WHAT TO DO: Gather up every line that includes the string "Brian".

---- INPUT DATA

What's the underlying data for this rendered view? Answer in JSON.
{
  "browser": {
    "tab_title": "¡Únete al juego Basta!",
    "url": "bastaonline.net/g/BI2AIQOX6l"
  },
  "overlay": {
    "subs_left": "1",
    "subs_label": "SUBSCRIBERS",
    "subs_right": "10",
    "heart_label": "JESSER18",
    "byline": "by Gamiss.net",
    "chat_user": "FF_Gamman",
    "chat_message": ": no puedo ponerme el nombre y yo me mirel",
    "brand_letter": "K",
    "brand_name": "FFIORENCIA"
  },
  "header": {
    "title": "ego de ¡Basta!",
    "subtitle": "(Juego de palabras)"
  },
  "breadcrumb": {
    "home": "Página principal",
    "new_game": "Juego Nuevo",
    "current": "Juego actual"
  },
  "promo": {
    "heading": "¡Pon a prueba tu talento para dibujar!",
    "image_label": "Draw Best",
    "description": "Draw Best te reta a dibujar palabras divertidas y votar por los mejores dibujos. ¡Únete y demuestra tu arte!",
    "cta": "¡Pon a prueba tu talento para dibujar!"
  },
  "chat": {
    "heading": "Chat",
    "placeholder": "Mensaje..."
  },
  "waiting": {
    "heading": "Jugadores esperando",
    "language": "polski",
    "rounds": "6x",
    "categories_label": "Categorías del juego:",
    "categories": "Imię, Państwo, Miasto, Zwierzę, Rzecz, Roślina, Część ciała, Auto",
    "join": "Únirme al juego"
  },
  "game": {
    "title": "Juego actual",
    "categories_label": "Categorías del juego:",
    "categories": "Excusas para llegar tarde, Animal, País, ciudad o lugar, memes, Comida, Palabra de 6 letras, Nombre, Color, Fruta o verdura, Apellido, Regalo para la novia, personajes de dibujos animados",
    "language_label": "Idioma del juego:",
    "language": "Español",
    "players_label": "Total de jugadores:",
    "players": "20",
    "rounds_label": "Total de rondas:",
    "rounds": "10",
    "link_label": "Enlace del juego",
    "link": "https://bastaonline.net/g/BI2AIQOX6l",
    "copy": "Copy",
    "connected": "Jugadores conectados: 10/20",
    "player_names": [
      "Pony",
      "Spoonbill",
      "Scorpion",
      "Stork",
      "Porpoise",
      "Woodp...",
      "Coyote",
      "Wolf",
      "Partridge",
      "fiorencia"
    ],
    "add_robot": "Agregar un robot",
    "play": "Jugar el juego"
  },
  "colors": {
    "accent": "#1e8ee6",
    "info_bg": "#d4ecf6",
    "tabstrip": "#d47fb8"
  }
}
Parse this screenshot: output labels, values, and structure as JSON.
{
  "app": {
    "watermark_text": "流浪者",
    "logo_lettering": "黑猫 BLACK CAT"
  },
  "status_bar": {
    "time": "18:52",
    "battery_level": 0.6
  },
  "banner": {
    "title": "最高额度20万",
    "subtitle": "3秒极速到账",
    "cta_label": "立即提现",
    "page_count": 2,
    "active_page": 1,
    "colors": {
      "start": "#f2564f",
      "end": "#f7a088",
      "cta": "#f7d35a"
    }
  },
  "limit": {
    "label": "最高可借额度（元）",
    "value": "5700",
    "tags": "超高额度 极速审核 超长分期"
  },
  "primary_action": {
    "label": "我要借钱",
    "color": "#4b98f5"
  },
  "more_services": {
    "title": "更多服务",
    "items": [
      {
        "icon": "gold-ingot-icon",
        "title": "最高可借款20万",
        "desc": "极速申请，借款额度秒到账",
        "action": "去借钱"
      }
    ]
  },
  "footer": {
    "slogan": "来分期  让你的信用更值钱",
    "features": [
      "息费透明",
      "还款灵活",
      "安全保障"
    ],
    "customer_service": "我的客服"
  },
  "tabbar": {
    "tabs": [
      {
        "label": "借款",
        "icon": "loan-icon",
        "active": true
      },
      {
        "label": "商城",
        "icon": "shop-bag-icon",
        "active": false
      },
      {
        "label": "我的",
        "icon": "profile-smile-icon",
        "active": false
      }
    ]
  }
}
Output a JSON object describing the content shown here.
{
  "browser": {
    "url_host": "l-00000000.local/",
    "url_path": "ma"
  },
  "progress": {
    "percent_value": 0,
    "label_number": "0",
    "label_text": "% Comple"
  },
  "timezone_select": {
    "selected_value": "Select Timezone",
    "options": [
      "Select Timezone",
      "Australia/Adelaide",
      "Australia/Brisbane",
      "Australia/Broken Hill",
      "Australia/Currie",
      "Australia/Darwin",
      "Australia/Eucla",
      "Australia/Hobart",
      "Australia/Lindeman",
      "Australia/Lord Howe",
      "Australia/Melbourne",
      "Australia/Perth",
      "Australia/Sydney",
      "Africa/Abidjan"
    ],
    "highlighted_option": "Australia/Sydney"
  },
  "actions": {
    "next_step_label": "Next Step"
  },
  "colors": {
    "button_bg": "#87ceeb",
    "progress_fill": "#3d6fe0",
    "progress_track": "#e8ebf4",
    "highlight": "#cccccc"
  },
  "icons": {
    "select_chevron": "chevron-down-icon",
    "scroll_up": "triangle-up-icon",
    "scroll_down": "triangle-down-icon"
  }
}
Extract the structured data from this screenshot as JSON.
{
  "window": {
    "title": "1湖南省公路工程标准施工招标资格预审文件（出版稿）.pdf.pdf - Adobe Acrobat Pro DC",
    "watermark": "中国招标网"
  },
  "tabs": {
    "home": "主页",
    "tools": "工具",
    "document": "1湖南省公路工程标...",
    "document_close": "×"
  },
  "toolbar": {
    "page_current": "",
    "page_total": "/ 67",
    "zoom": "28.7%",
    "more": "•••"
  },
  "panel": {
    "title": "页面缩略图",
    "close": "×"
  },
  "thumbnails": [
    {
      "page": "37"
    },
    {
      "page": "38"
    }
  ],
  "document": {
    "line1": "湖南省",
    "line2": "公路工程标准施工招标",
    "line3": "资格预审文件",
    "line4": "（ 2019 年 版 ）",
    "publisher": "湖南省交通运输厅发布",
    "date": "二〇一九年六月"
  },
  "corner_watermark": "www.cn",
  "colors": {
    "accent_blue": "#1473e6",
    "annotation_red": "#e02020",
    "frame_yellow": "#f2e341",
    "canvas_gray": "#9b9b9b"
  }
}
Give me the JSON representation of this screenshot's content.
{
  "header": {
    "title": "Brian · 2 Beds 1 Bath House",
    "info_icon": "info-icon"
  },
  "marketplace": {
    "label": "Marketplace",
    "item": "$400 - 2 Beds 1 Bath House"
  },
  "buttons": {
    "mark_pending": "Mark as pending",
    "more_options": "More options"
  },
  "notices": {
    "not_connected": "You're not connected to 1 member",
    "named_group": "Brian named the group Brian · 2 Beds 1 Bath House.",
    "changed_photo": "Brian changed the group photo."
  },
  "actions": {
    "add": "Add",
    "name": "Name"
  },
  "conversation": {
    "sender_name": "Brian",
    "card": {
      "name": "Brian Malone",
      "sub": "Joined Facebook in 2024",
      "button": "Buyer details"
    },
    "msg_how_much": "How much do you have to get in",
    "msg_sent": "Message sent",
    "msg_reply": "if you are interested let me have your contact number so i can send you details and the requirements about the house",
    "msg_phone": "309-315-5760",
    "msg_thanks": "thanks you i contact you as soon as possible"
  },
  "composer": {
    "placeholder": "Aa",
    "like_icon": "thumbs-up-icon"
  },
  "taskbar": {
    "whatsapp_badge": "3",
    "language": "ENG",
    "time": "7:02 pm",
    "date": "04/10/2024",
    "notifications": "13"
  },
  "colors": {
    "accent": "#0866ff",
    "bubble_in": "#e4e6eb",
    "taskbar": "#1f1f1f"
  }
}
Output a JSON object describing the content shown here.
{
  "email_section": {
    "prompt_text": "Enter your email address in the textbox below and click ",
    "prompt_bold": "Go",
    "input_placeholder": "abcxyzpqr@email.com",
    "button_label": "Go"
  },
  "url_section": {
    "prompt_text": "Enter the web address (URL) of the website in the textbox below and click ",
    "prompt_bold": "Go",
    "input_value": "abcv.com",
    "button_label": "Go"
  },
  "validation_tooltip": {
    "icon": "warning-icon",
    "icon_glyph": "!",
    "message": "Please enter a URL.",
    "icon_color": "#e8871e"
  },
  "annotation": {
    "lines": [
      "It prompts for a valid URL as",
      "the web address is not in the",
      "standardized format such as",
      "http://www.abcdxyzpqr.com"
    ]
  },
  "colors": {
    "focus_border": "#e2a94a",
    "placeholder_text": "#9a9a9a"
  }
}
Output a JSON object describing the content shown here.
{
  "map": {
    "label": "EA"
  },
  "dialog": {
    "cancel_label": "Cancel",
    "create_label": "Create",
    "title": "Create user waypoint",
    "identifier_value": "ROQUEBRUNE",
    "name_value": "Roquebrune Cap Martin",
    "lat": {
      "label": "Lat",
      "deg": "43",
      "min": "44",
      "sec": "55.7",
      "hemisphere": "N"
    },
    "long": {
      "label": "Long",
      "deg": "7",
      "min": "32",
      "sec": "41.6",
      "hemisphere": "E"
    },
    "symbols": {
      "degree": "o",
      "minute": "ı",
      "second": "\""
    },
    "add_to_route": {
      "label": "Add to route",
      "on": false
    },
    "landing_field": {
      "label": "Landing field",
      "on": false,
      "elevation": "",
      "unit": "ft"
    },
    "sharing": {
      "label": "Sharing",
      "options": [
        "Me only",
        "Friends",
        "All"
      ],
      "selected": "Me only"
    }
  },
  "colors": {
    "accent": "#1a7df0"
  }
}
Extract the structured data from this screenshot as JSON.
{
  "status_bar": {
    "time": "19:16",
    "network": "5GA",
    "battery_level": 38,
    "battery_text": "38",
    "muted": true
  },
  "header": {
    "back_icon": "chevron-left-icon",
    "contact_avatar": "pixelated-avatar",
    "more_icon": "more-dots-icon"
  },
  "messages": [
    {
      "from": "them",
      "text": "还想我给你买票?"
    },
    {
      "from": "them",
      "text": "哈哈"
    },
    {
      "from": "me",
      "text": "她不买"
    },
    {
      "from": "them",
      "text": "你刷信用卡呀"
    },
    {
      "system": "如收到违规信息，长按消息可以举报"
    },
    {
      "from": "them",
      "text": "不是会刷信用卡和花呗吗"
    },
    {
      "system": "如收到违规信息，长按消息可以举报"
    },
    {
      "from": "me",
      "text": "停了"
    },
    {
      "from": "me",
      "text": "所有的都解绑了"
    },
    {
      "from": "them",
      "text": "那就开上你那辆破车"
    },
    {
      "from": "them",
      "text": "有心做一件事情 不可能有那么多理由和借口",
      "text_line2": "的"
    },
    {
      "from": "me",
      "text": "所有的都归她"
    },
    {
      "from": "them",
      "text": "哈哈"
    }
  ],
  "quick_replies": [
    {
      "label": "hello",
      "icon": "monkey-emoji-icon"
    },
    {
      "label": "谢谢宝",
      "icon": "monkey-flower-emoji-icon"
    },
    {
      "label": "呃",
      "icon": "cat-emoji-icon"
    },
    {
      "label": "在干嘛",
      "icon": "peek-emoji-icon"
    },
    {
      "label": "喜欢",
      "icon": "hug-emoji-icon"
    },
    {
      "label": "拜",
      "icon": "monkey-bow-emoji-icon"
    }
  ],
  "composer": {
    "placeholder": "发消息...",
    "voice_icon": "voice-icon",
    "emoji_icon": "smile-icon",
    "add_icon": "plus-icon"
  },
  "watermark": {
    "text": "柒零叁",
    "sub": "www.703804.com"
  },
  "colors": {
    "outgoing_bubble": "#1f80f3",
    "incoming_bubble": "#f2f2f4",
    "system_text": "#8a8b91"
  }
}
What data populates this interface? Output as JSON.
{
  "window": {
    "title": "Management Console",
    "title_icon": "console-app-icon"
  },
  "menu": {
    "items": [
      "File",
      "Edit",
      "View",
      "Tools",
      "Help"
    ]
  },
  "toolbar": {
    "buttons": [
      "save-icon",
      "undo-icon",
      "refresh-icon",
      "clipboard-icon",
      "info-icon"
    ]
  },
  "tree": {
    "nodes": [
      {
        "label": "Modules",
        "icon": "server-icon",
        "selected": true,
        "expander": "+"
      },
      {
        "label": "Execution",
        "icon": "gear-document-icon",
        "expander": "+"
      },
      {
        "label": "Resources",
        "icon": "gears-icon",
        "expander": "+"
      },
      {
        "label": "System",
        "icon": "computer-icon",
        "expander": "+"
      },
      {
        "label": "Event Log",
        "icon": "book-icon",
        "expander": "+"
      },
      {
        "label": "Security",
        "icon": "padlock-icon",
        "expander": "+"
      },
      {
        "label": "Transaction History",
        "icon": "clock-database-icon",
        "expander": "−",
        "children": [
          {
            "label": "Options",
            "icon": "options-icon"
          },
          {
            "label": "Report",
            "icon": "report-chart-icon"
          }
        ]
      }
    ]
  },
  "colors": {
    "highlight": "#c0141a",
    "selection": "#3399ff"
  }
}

--------

RIGHT ANSWER:
    "title": "Brian · 2 Beds 1 Bath House",
    "named_group": "Brian named the group Brian · 2 Beds 1 Bath House.",
    "changed_photo": "Brian changed the group photo."
    "sender_name": "Brian",
      "name": "Brian Malone",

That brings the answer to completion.